TASK BRIEF | Copy out all lines in the data below containing the string "city".

INFORMATION GIVEN |
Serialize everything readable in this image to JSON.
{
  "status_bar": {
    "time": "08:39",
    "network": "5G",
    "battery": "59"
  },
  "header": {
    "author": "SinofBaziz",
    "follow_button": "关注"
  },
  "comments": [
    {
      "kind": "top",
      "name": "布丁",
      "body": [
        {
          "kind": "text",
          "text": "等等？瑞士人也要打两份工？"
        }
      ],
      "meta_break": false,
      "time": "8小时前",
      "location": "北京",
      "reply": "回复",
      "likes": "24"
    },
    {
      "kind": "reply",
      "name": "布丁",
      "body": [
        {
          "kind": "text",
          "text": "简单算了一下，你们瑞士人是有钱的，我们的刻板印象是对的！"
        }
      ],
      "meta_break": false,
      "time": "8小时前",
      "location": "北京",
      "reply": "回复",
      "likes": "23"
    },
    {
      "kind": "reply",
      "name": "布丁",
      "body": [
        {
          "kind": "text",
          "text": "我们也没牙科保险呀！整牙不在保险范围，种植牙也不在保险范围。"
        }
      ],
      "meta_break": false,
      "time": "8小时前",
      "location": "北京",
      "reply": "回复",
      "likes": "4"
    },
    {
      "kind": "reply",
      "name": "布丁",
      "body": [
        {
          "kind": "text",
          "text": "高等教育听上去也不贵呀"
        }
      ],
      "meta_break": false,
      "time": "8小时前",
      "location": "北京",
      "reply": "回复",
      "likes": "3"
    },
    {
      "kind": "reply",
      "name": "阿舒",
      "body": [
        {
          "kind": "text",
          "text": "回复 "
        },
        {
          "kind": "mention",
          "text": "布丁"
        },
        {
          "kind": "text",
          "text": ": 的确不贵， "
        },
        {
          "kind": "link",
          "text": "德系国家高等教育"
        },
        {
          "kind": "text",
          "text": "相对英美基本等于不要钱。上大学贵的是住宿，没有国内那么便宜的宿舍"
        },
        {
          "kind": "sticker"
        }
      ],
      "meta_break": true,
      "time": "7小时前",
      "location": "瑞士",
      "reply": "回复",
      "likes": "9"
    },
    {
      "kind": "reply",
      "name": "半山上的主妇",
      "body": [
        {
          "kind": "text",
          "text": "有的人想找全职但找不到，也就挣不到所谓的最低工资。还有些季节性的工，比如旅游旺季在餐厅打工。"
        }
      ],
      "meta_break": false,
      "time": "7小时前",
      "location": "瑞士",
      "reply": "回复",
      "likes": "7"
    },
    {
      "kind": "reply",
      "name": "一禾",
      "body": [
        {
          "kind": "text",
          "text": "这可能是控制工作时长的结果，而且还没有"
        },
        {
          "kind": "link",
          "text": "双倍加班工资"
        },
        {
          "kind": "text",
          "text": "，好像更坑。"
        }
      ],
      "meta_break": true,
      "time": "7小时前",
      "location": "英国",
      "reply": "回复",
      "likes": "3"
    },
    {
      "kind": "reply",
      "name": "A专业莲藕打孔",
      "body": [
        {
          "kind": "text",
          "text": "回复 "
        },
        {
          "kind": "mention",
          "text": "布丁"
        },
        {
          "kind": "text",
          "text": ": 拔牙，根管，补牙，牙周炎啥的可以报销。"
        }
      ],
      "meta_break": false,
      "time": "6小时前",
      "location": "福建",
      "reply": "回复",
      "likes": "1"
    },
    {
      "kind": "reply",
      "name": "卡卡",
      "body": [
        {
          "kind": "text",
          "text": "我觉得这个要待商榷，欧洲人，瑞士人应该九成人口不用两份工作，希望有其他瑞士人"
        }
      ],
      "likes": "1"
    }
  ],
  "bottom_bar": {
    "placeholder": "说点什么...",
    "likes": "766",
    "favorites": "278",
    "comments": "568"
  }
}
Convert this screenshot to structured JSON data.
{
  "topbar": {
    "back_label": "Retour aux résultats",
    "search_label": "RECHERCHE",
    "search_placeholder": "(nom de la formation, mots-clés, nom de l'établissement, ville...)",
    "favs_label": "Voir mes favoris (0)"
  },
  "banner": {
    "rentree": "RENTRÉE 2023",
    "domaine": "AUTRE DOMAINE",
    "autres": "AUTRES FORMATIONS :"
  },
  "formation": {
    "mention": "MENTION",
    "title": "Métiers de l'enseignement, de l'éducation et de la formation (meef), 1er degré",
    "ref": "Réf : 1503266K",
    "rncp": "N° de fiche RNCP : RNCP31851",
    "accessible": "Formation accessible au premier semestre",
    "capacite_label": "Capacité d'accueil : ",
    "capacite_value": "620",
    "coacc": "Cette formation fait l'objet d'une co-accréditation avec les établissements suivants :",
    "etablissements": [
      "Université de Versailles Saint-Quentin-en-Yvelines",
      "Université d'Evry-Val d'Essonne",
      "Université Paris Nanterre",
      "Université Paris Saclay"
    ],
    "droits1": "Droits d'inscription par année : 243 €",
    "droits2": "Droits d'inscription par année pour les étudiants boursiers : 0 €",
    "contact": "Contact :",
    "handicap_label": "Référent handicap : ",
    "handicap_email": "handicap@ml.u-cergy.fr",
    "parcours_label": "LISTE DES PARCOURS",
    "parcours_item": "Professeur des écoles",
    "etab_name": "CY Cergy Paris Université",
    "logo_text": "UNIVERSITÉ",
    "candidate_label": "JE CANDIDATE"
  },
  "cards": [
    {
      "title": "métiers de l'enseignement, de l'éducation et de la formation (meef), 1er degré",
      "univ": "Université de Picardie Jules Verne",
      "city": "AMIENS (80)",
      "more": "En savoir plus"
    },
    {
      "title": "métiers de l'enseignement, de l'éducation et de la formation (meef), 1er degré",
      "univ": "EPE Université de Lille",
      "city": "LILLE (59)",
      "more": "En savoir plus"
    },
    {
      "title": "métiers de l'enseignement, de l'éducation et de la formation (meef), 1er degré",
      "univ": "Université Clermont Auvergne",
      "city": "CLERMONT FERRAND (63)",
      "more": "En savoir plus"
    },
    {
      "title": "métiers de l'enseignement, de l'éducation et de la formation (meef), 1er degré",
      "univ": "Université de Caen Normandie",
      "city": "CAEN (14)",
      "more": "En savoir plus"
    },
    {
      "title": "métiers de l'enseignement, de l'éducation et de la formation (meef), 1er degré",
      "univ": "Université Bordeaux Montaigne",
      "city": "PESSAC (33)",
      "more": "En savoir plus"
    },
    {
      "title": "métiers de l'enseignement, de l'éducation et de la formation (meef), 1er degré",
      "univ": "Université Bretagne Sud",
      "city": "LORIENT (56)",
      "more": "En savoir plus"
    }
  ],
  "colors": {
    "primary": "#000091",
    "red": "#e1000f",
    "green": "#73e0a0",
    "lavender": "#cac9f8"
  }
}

SOLUTION BELOW |
      "city": "AMIENS (80)",
      "city": "LILLE (59)",
      "city": "CLERMONT FERRAND (63)",
      "city": "CAEN (14)",
      "city": "PESSAC (33)",
      "city": "LORIENT (56)",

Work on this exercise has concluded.